» **The request**:
Reproduce the passage on coefficient variance and the choice of reference level word for word, in full.

» **Page**:
───
We want to show a similar result, that is

  1. The variance of $\hat{\beta}_p$ (coefficient corresponds to the dummy variable) does not depend on the choice of reference level.
  2. The variance of $\hat{\beta}_0$ depends on the choice of reference level, and we should choose the group with more observations (spoiler alert: this is not true).

How do we find the variance of $\hat{\beta}_p$ ?

We know that $\hat{\beta} = \left(\mathbf{X}’\mathbf{X}\right)^{-1} \mathbf{X}’ \mathbf{y}$ under one representation, and $\hat{\beta} = \left(\mathbf{Z}’\mathbf{Z}\right)^{-1}\mathbf{Z}’ \mathbf{y}$. These two expressions do not help us much. We also know that the variance of $\hat{\beta}_i$ is $\left(\mathbf{X}’\mathbf{X}\right)^{-1}_{ii} \sigma^2$. But finding an explicit expression for $\left(\mathbf{X}’\mathbf{X}\right)^{-1}$ can be difficult, and the algebra can get pretty involved.

Instead, we introduce another identity from [1] and use a geometric argument. Let $V_{p-1}$ be the vector space spanned by column $\mathbf{x}_1$ (the intercept), $\mathbf{x}_2, \cdots, \mathbf{x}_{p-1}$. We can project $\mathbf{x}_p$ onto $V_{p-1}$, and we denote the projected vector as $p\left(\mathbf{x}_p \mid V_{p-1}\right)$. Equivalently, we can write $\mathbf{P} \mathbf{x}_p$ where $\mathbf{P}$ is the corresponding projection matrix.
───
» **Data block**:
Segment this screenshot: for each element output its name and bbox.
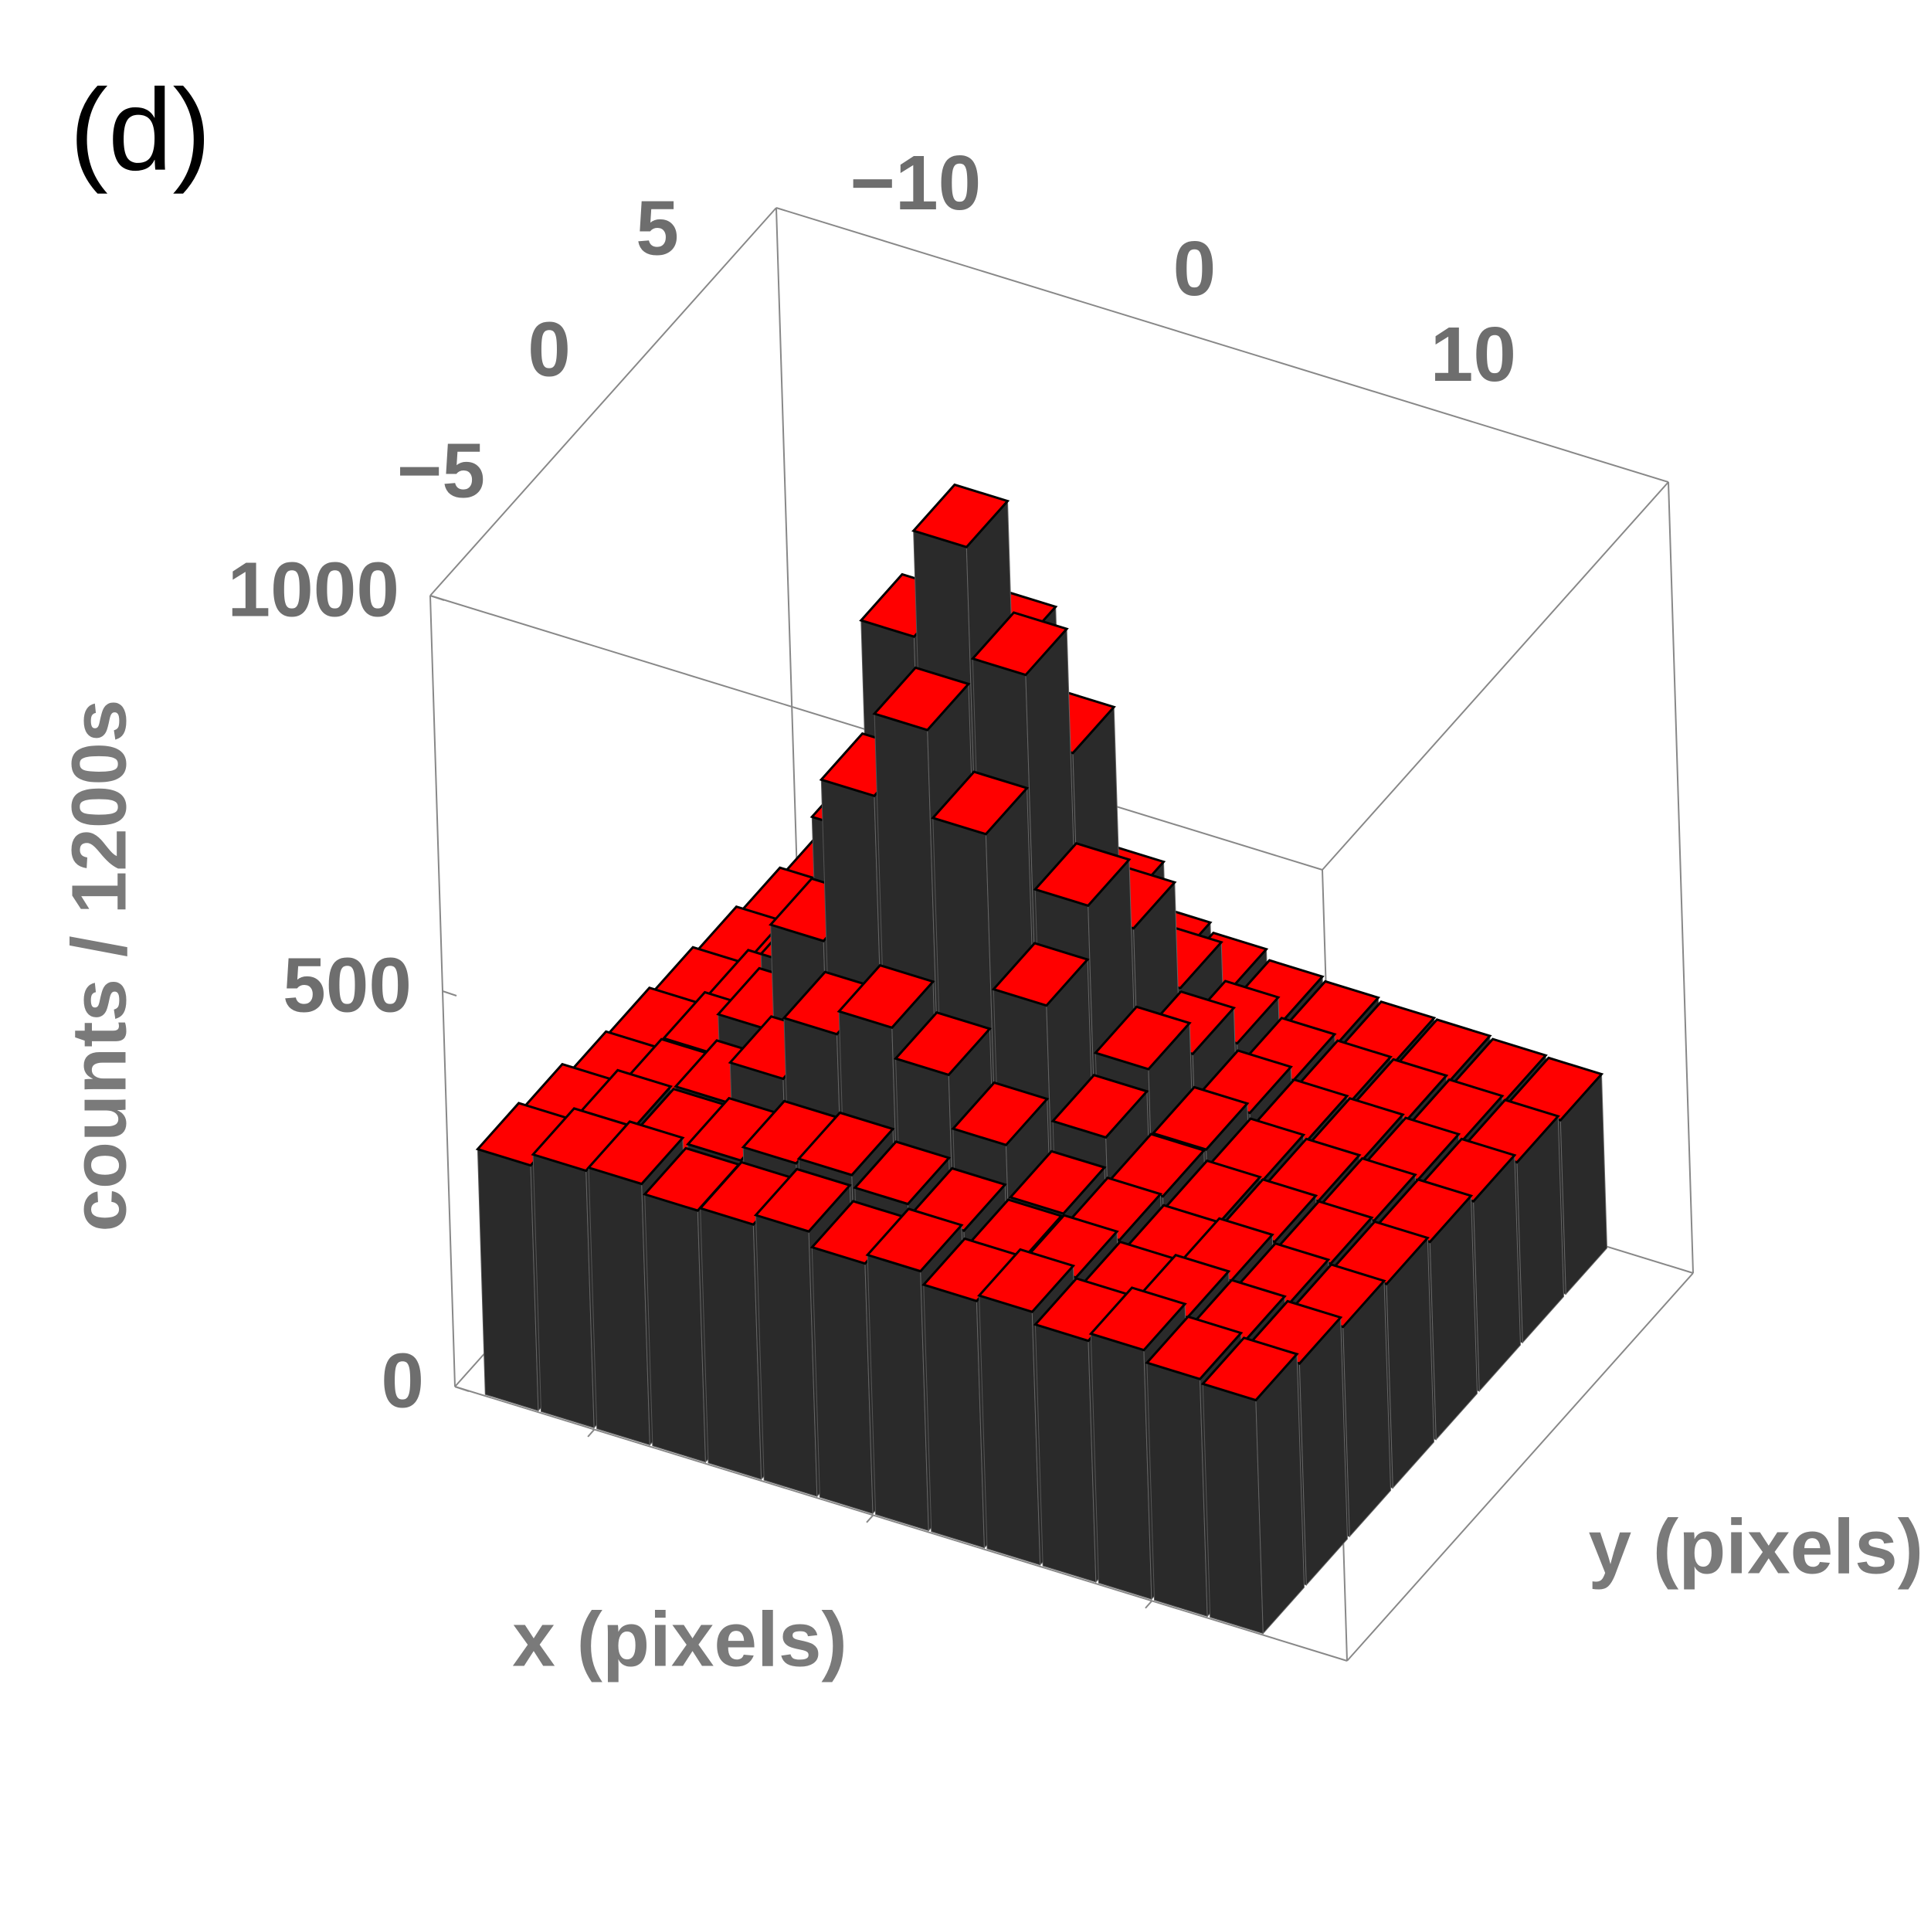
───
» **Output of the exercise**:
We want to show a similar result, that is

  1. The variance of $\hat{\beta}_p$ (coefficient corresponds to the dummy variable) does not depend on the choice of reference level.
  2. The variance of $\hat{\beta}_0$ depends on the choice of reference level, and we should choose the group with more observations (spoiler alert: this is not true).

How do we find the variance of $\hat{\beta}_p$ ?

We know that $\hat{\beta} = \left(\mathbf{X}’\mathbf{X}\right)^{-1} \mathbf{X}’ \mathbf{y}$ under one representation, and $\hat{\beta} = \left(\mathbf{Z}’\mathbf{Z}\right)^{-1}\mathbf{Z}’ \mathbf{y}$. These two expressions do not help us much. We also know that the variance of $\hat{\beta}_i$ is $\left(\mathbf{X}’\mathbf{X}\right)^{-1}_{ii} \sigma^2$. But finding an explicit expression for $\left(\mathbf{X}’\mathbf{X}\right)^{-1}$ can be difficult, and the algebra can get pretty involved.

Instead, we introduce another identity from [1] and use a geometric argument. Let $V_{p-1}$ be the vector space spanned by column $\mathbf{x}_1$ (the intercept), $\mathbf{x}_2, \cdots, \mathbf{x}_{p-1}$. We can project $\mathbf{x}_p$ onto $V_{p-1}$, and we denote the projected vector as $p\left(\mathbf{x}_p \mid V_{p-1}\right)$. Equivalently, we can write $\mathbf{P} \mathbf{x}_p$ where $\mathbf{P}$ is the corresponding projection matrix.